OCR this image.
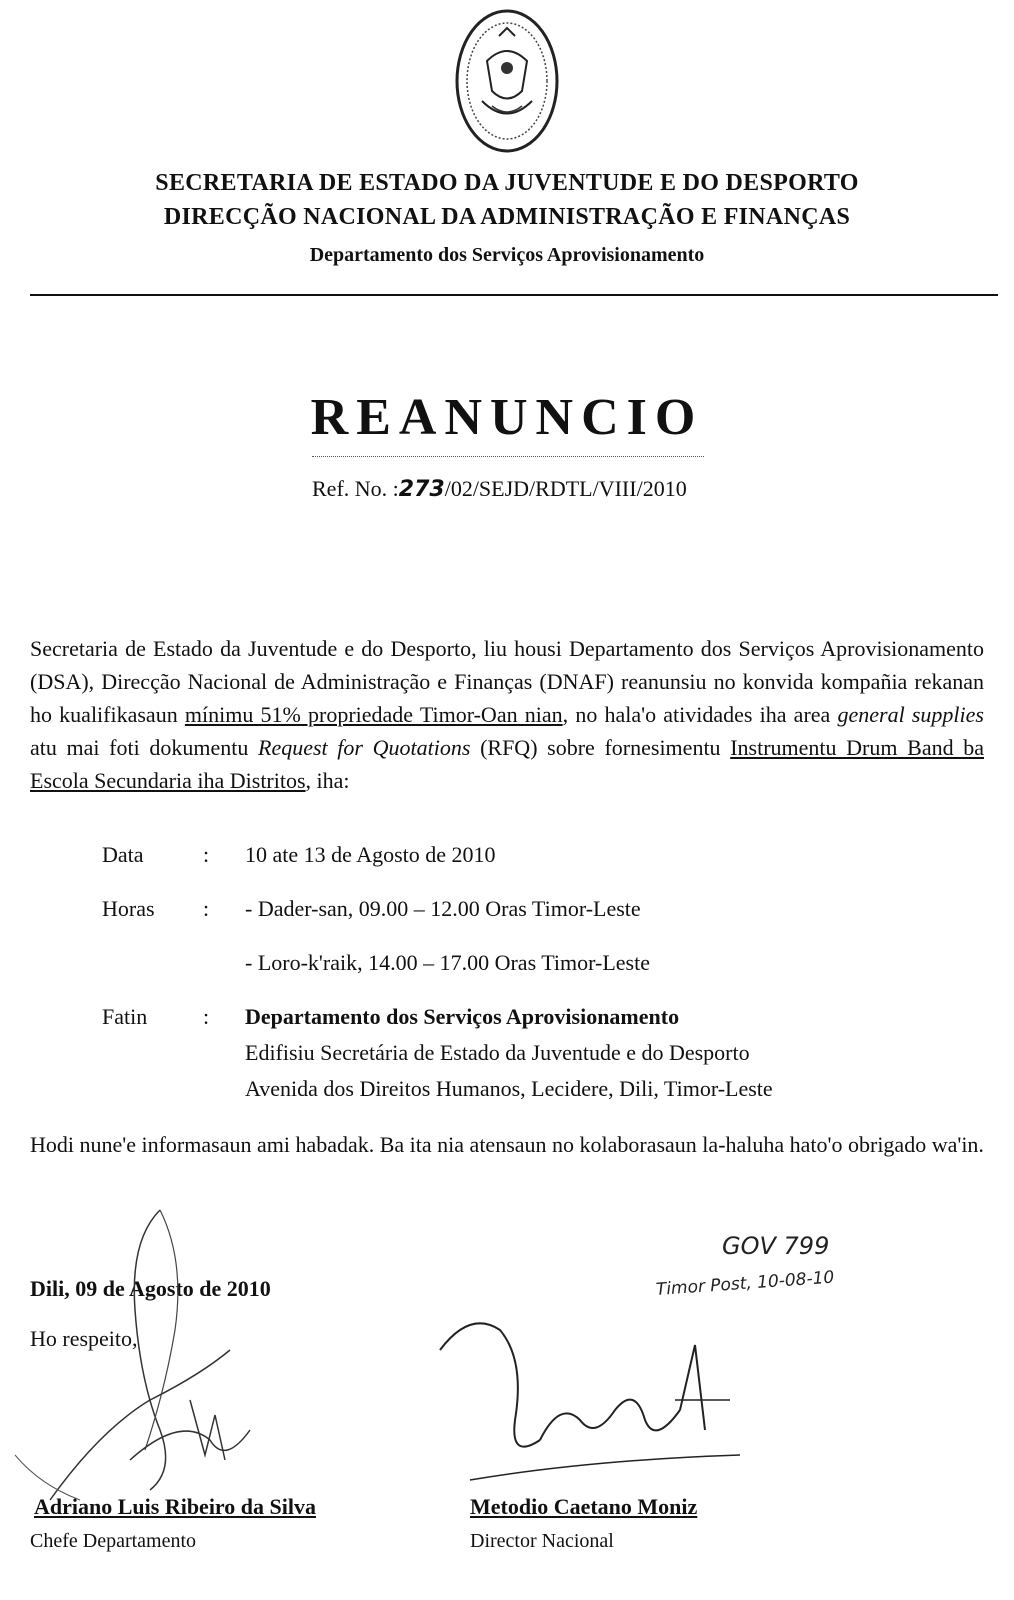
SECRETARIA DE ESTADO DA JUVENTUDE E DO DESPORTO
DIRECÇÃO NACIONAL DA ADMINISTRAÇÃO E FINANÇAS
Departamento dos Serviços Aprovisionamento
REANUNCIO
Ref. No. :273/02/SEJD/RDTL/VIII/2010
Secretaria de Estado da Juventude e do Desporto, liu housi Departamento dos Serviços Aprovisionamento (DSA), Direcção Nacional de Administração e Finanças (DNAF) reanunsiu no konvida kompañia rekanan ho kualifikasaun mínimu 51% propriedade Timor-Oan nian, no hala'o atividades iha area general supplies atu mai foti dokumentu Request for Quotations (RFQ) sobre fornesimentu Instrumentu Drum Band ba Escola Secundaria iha Distritos, iha:
Data	: 10 ate 13 de Agosto de 2010
Horas : - Dader-san, 09.00 – 12.00 Oras Timor-Leste
- Loro-k'raik, 14.00 – 17.00 Oras Timor-Leste
Fatin	: Departamento dos Serviços Aprovisionamento
Edifisiu Secretária de Estado da Juventude e do Desporto
Avenida dos Direitos Humanos, Lecidere, Dili, Timor-Leste
Hodi nune'e informasaun ami habadak. Ba ita nia atensaun no kolaborasaun la-haluha hato'o obrigado wa'in.
GOV 799
Timor Post, 10-08-10
Dili, 09 de Agosto de 2010
Ho respeito,
Adriano Luis Ribeiro da Silva
Chefe Departamento
Metodio Caetano Moniz
Director Nacional
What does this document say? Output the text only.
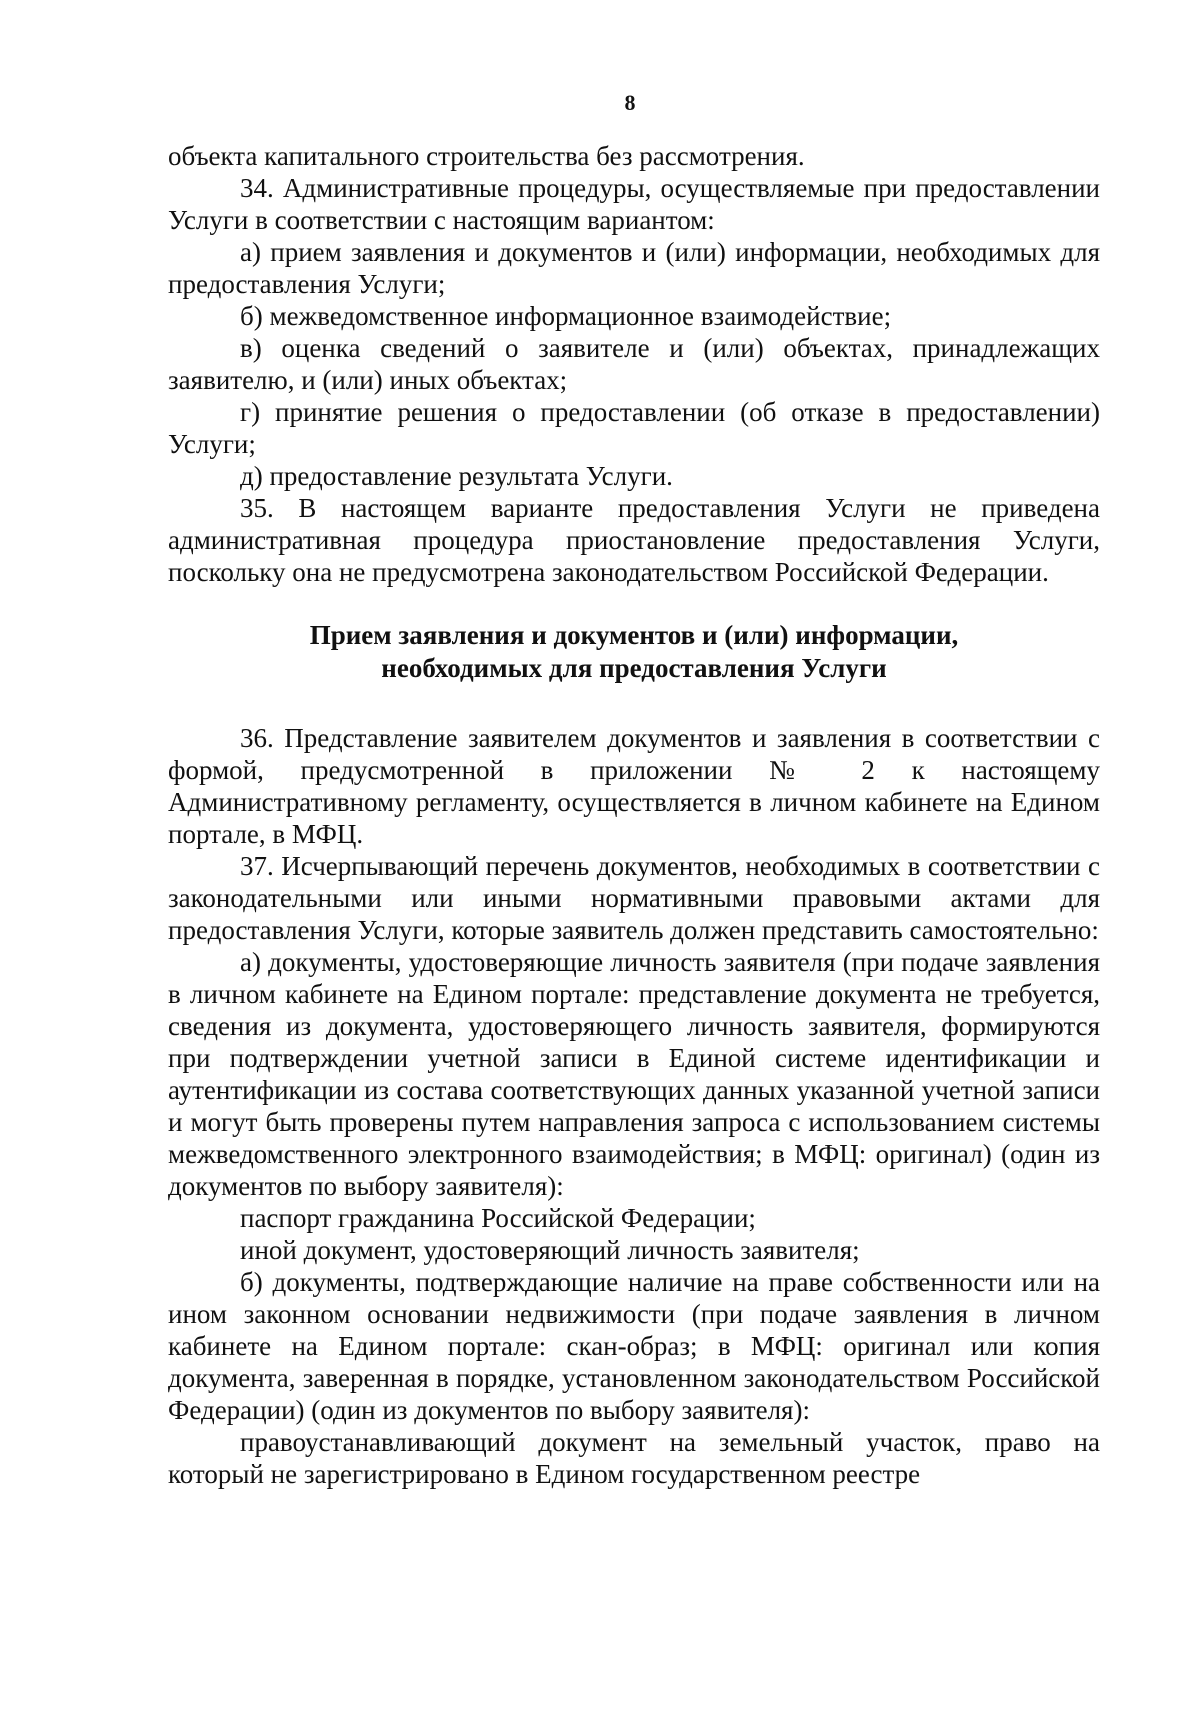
8

объекта капитального строительства без рассмотрения.

34. Административные процедуры, осуществляемые при предоставлении Услуги в соответствии с настоящим вариантом:

а) прием заявления и документов и (или) информации, необходимых для предоставления Услуги;

б) межведомственное информационное взаимодействие;

в) оценка сведений о заявителе и (или) объектах, принадлежащих заявителю, и (или) иных объектах;

г) принятие решения о предоставлении (об отказе в предоставлении) Услуги;

д) предоставление результата Услуги.

35. В настоящем варианте предоставления Услуги не приведена административная процедура приостановление предоставления Услуги, поскольку она не предусмотрена законодательством Российской Федерации.

Прием заявления и документов и (или) информации,
необходимых для предоставления Услуги

36. Представление заявителем документов и заявления в соответствии с формой, предусмотренной в приложении № 2 к настоящему Административному регламенту, осуществляется в личном кабинете на Едином портале, в МФЦ.

37. Исчерпывающий перечень документов, необходимых в соответствии с законодательными или иными нормативными правовыми актами для предоставления Услуги, которые заявитель должен представить самостоятельно:

а) документы, удостоверяющие личность заявителя (при подаче заявления в личном кабинете на Едином портале: представление документа не требуется, сведения из документа, удостоверяющего личность заявителя, формируются при подтверждении учетной записи в Единой системе идентификации и аутентификации из состава соответствующих данных указанной учетной записи и могут быть проверены путем направления запроса с использованием системы межведомственного электронного взаимодействия; в МФЦ: оригинал) (один из документов по выбору заявителя):

паспорт гражданина Российской Федерации;

иной документ, удостоверяющий личность заявителя;

б) документы, подтверждающие наличие на праве собственности или на ином законном основании недвижимости (при подаче заявления в личном кабинете на Едином портале: скан-образ; в МФЦ: оригинал или копия документа, заверенная в порядке, установленном законодательством Российской Федерации) (один из документов по выбору заявителя):

правоустанавливающий документ на земельный участок, право на который не зарегистрировано в Едином государственном реестре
★ ★ ★ ★
YOUR TASK> Copy every line of the entries above in which "кабинете" occurs.

FINISHED EXERCISE>
36. Представление заявителем документов и заявления в соответствии с формой, предусмотренной в приложении № 2 к настоящему Административному регламенту, осуществляется в личном кабинете на Едином портале, в МФЦ.
а) документы, удостоверяющие личность заявителя (при подаче заявления в личном кабинете на Едином портале: представление документа не требуется, сведения из документа, удостоверяющего личность заявителя, формируются при подтверждении учетной записи в Единой системе идентификации и аутентификации из состава соответствующих данных указанной учетной записи и могут быть проверены путем направления запроса с использованием системы межведомственного электронного взаимодействия; в МФЦ: оригинал) (один из документов по выбору заявителя):
б) документы, подтверждающие наличие на праве собственности или на ином законном основании недвижимости (при подаче заявления в личном кабинете на Едином портале: скан-образ; в МФЦ: оригинал или копия документа, заверенная в порядке, установленном законодательством Российской Федерации) (один из документов по выбору заявителя):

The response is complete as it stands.